▶ **Passage shown**:
========================================
So why the lingering resentment? I think many journalists just don’t like the way Hillary Clinton plays the game. They view her as joyless, scripted and inauthentic—kind of like the “SNL” parody. Many were drawn to Bill Clinton’s love of politics and his pleasure in engaging with the media. Journalists like to be liked, or at least respected, and they sense that Hillary wishes she didn’t have to deal with them.

Thus we have Politico Editor-in-Chief John Harris, author of a Bill Clinton biography, saying the “unmistakable message” of Hillary’s Tuesday presser is “easily distilled into three short words: Go to hell…

“She’s not going to pretend that this latest uproar is on the level, that the reporters and politicians second-guessing her judgments and clamoring for more answers have anything but self-interested motives in fanning the controversy.”

Hillary also believes, says Harris, “that the pious clamor for more disclosure and more revelation is fundamentally insincere. The media-political complex is not seeking a window into matters of public interest; it is looking for a weapon, one that will be brandished to produce still more stories or start still more investigations.”
========================================
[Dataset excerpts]

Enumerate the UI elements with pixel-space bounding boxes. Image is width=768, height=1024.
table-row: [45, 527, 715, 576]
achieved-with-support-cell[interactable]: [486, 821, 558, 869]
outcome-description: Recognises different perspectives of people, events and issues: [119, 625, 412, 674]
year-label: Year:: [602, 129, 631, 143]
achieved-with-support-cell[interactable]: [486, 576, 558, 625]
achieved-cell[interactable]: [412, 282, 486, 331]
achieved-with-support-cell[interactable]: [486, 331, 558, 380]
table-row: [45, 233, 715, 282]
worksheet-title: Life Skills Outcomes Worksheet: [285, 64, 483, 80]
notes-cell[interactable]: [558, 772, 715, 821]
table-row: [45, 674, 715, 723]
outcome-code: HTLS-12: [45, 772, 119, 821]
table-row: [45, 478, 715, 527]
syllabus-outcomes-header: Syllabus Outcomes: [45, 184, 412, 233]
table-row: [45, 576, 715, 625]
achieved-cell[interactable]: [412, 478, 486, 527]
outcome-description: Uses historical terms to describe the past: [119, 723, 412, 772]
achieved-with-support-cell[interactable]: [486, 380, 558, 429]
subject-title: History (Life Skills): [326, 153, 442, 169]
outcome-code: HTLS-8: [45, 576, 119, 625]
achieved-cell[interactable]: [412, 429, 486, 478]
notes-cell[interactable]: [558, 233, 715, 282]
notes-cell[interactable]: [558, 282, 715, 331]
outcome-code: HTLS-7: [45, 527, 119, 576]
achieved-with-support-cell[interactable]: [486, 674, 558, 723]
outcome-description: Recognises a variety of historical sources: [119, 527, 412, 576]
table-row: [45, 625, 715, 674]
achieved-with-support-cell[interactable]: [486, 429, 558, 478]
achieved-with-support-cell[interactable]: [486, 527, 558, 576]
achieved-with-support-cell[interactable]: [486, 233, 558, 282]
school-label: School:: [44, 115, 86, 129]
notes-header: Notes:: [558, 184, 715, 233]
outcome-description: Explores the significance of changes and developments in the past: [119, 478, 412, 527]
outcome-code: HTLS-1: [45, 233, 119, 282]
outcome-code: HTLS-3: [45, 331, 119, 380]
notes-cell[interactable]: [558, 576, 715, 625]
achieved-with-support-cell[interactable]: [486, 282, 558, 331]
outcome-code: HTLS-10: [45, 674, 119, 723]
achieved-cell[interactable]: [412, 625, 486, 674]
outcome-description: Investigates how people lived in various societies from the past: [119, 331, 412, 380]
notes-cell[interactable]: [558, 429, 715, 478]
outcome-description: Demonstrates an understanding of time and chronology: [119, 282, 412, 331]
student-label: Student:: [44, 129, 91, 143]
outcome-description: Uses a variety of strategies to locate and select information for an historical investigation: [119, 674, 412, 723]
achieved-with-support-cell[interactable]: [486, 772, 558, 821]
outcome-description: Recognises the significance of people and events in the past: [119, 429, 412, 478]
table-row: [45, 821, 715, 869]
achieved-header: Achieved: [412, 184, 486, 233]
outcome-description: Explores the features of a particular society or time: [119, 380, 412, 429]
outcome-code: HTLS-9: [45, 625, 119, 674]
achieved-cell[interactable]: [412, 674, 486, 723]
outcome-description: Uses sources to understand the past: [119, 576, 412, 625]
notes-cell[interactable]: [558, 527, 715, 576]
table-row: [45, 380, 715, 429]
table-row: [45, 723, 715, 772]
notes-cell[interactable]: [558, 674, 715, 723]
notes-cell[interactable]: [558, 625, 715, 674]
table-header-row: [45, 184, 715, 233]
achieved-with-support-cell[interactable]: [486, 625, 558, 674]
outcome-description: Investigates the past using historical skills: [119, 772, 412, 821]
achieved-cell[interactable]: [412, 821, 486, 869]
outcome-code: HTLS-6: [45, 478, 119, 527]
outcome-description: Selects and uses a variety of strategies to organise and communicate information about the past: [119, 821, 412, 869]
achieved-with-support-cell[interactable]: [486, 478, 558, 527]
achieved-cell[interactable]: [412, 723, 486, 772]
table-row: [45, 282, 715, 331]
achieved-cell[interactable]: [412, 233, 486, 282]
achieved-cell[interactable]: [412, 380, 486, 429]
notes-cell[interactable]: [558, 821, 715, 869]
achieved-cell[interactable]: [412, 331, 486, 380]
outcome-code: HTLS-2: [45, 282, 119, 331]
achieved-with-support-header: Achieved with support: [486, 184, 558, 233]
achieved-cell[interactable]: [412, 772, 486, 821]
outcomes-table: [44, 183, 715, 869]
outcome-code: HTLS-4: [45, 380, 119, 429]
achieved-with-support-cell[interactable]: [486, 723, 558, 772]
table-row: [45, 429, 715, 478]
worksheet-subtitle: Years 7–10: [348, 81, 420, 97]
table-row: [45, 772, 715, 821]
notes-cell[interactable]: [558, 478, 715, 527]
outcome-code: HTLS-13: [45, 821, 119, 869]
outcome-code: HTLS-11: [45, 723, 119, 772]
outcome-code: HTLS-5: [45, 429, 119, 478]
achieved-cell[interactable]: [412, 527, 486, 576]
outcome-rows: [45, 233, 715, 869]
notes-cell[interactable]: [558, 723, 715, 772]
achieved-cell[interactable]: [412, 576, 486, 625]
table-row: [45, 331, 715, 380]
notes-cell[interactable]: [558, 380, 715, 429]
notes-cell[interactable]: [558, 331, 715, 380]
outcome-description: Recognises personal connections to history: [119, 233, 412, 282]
========================================
▶ **Problem**:
Answer the following questions using the passage on Hillary Clinton and the press.
1. How does the passage say many journalists view Hillary Clinton?
2. What book is John Harris identified as having written?
3. According to Harris, what three words distill the message of Hillary's Tuesday press conference?

▶ **Task response**:
1. As joyless, scripted and inauthentic.
2. A Bill Clinton biography.
3. "Go to hell."